>>>>

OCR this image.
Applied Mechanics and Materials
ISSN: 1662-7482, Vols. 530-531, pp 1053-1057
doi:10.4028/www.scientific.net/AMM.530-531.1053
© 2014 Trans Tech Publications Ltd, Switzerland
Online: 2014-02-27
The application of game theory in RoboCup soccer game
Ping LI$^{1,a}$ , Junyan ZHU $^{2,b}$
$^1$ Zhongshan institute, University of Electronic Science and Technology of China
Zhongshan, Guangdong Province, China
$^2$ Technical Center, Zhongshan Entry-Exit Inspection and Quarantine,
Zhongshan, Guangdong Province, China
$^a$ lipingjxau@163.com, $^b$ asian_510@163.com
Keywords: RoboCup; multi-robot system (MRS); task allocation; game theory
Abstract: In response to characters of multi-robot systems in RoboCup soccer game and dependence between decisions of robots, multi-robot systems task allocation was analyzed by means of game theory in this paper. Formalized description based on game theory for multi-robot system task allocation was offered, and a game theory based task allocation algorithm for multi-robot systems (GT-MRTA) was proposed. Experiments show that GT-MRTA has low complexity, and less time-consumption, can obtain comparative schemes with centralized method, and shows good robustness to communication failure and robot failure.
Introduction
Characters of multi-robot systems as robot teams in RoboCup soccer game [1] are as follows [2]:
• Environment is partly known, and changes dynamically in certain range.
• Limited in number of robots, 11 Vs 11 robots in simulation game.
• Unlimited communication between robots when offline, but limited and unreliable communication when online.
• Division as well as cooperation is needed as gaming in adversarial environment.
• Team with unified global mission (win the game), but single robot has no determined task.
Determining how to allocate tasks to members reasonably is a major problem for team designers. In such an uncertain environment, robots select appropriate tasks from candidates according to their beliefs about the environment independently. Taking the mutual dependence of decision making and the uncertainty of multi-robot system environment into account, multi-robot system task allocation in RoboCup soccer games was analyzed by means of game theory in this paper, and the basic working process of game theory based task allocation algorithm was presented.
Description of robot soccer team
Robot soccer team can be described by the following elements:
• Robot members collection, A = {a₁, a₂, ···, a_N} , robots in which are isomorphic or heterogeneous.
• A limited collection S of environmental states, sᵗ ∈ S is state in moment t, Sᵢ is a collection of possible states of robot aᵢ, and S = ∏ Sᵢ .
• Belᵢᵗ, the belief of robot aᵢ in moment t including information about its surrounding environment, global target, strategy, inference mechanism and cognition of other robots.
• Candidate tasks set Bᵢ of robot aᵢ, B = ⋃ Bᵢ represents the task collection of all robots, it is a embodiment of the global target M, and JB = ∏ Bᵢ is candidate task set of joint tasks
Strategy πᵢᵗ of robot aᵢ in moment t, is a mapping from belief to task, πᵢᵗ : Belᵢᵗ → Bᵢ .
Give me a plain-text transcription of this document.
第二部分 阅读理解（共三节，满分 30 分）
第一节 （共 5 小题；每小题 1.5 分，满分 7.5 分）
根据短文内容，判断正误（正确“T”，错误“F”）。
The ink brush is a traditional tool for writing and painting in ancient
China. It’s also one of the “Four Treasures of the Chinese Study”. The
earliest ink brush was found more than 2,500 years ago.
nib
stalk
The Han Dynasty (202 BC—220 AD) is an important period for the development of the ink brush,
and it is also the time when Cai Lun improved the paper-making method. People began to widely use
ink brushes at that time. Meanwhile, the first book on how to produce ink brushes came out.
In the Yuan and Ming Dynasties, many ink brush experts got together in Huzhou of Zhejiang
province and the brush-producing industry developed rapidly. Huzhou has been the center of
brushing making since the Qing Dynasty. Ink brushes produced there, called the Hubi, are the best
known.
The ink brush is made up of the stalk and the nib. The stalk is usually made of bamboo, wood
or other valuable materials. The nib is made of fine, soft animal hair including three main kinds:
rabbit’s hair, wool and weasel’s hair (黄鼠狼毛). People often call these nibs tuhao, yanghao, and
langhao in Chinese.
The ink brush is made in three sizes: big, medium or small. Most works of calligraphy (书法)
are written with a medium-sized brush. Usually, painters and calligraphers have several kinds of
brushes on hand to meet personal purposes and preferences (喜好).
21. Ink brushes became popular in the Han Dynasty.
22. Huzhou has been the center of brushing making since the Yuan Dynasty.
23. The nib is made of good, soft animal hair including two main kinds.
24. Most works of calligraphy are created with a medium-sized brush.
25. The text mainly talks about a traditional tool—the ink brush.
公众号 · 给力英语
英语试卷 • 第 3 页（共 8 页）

<<<<

Exercise aim>
Print all of the entries exactly as they are written.

Correct output>
OCR this image.
Applied Mechanics and Materials
ISSN: 1662-7482, Vols. 530-531, pp 1053-1057
doi:10.4028/www.scientific.net/AMM.530-531.1053
© 2014 Trans Tech Publications Ltd, Switzerland
Online: 2014-02-27
The application of game theory in RoboCup soccer game
Ping LI$^{1,a}$ , Junyan ZHU $^{2,b}$
$^1$ Zhongshan institute, University of Electronic Science and Technology of China
Zhongshan, Guangdong Province, China
$^2$ Technical Center, Zhongshan Entry-Exit Inspection and Quarantine,
Zhongshan, Guangdong Province, China
$^a$ lipingjxau@163.com, $^b$ asian_510@163.com
Keywords: RoboCup; multi-robot system (MRS); task allocation; game theory
Abstract: In response to characters of multi-robot systems in RoboCup soccer game and dependence between decisions of robots, multi-robot systems task allocation was analyzed by means of game theory in this paper. Formalized description based on game theory for multi-robot system task allocation was offered, and a game theory based task allocation algorithm for multi-robot systems (GT-MRTA) was proposed. Experiments show that GT-MRTA has low complexity, and less time-consumption, can obtain comparative schemes with centralized method, and shows good robustness to communication failure and robot failure.
Introduction
Characters of multi-robot systems as robot teams in RoboCup soccer game [1] are as follows [2]:
• Environment is partly known, and changes dynamically in certain range.
• Limited in number of robots, 11 Vs 11 robots in simulation game.
• Unlimited communication between robots when offline, but limited and unreliable communication when online.
• Division as well as cooperation is needed as gaming in adversarial environment.
• Team with unified global mission (win the game), but single robot has no determined task.
Determining how to allocate tasks to members reasonably is a major problem for team designers. In such an uncertain environment, robots select appropriate tasks from candidates according to their beliefs about the environment independently. Taking the mutual dependence of decision making and the uncertainty of multi-robot system environment into account, multi-robot system task allocation in RoboCup soccer games was analyzed by means of game theory in this paper, and the basic working process of game theory based task allocation algorithm was presented.
Description of robot soccer team
Robot soccer team can be described by the following elements:
• Robot members collection, A = {a₁, a₂, ···, a_N} , robots in which are isomorphic or heterogeneous.
• A limited collection S of environmental states, sᵗ ∈ S is state in moment t, Sᵢ is a collection of possible states of robot aᵢ, and S = ∏ Sᵢ .
• Belᵢᵗ, the belief of robot aᵢ in moment t including information about its surrounding environment, global target, strategy, inference mechanism and cognition of other robots.
• Candidate tasks set Bᵢ of robot aᵢ, B = ⋃ Bᵢ represents the task collection of all robots, it is a embodiment of the global target M, and JB = ∏ Bᵢ is candidate task set of joint tasks
Strategy πᵢᵗ of robot aᵢ in moment t, is a mapping from belief to task, πᵢᵗ : Belᵢᵗ → Bᵢ .
Give me a plain-text transcription of this document.
第二部分 阅读理解（共三节，满分 30 分）
第一节 （共 5 小题；每小题 1.5 分，满分 7.5 分）
根据短文内容，判断正误（正确“T”，错误“F”）。
The ink brush is a traditional tool for writing and painting in ancient
China. It’s also one of the “Four Treasures of the Chinese Study”. The
earliest ink brush was found more than 2,500 years ago.
nib
stalk
The Han Dynasty (202 BC—220 AD) is an important period for the development of the ink brush,
and it is also the time when Cai Lun improved the paper-making method. People began to widely use
ink brushes at that time. Meanwhile, the first book on how to produce ink brushes came out.
In the Yuan and Ming Dynasties, many ink brush experts got together in Huzhou of Zhejiang
province and the brush-producing industry developed rapidly. Huzhou has been the center of
brushing making since the Qing Dynasty. Ink brushes produced there, called the Hubi, are the best
known.
The ink brush is made up of the stalk and the nib. The stalk is usually made of bamboo, wood
or other valuable materials. The nib is made of fine, soft animal hair including three main kinds:
rabbit’s hair, wool and weasel’s hair (黄鼠狼毛). People often call these nibs tuhao, yanghao, and
langhao in Chinese.
The ink brush is made in three sizes: big, medium or small. Most works of calligraphy (书法)
are written with a medium-sized brush. Usually, painters and calligraphers have several kinds of
brushes on hand to meet personal purposes and preferences (喜好).
21. Ink brushes became popular in the Han Dynasty.
22. Huzhou has been the center of brushing making since the Yuan Dynasty.
23. The nib is made of good, soft animal hair including two main kinds.
24. Most works of calligraphy are created with a medium-sized brush.
25. The text mainly talks about a traditional tool—the ink brush.
公众号 · 给力英语
英语试卷 • 第 3 页（共 8 页）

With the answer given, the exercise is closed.